Listed records:
——————

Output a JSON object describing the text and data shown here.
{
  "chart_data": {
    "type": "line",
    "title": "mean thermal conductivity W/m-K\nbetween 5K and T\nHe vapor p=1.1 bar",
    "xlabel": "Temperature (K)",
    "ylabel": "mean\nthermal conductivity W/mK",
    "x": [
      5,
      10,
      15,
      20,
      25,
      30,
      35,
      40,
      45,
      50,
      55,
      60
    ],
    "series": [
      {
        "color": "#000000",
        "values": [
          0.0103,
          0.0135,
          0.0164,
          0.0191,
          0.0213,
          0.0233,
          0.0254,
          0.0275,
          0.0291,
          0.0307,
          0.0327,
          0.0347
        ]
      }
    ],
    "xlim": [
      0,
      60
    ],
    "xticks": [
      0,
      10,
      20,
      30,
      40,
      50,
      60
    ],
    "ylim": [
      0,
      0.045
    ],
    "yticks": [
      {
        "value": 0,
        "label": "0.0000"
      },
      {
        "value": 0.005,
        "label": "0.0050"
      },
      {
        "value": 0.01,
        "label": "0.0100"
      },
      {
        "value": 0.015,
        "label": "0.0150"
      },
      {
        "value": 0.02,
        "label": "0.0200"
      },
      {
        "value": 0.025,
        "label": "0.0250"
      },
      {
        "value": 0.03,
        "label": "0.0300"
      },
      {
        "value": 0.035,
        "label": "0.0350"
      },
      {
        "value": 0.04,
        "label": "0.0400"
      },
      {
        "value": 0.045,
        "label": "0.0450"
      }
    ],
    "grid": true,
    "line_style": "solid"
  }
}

——————

Your objective:
Please set down all the data word for word.

The reply:
Output a JSON object describing the text and data shown here.
{
  "chart_data": {
    "type": "line",
    "title": "mean thermal conductivity W/m-K\nbetween 5K and T\nHe vapor p=1.1 bar",
    "xlabel": "Temperature (K)",
    "ylabel": "mean\nthermal conductivity W/mK",
    "x": [
      5,
      10,
      15,
      20,
      25,
      30,
      35,
      40,
      45,
      50,
      55,
      60
    ],
    "series": [
      {
        "color": "#000000",
        "values": [
          0.0103,
          0.0135,
          0.0164,
          0.0191,
          0.0213,
          0.0233,
          0.0254,
          0.0275,
          0.0291,
          0.0307,
          0.0327,
          0.0347
        ]
      }
    ],
    "xlim": [
      0,
      60
    ],
    "xticks": [
      0,
      10,
      20,
      30,
      40,
      50,
      60
    ],
    "ylim": [
      0,
      0.045
    ],
    "yticks": [
      {
        "value": 0,
        "label": "0.0000"
      },
      {
        "value": 0.005,
        "label": "0.0050"
      },
      {
        "value": 0.01,
        "label": "0.0100"
      },
      {
        "value": 0.015,
        "label": "0.0150"
      },
      {
        "value": 0.02,
        "label": "0.0200"
      },
      {
        "value": 0.025,
        "label": "0.0250"
      },
      {
        "value": 0.03,
        "label": "0.0300"
      },
      {
        "value": 0.035,
        "label": "0.0350"
      },
      {
        "value": 0.04,
        "label": "0.0400"
      },
      {
        "value": 0.045,
        "label": "0.0450"
      }
    ],
    "grid": true,
    "line_style": "solid"
  }
}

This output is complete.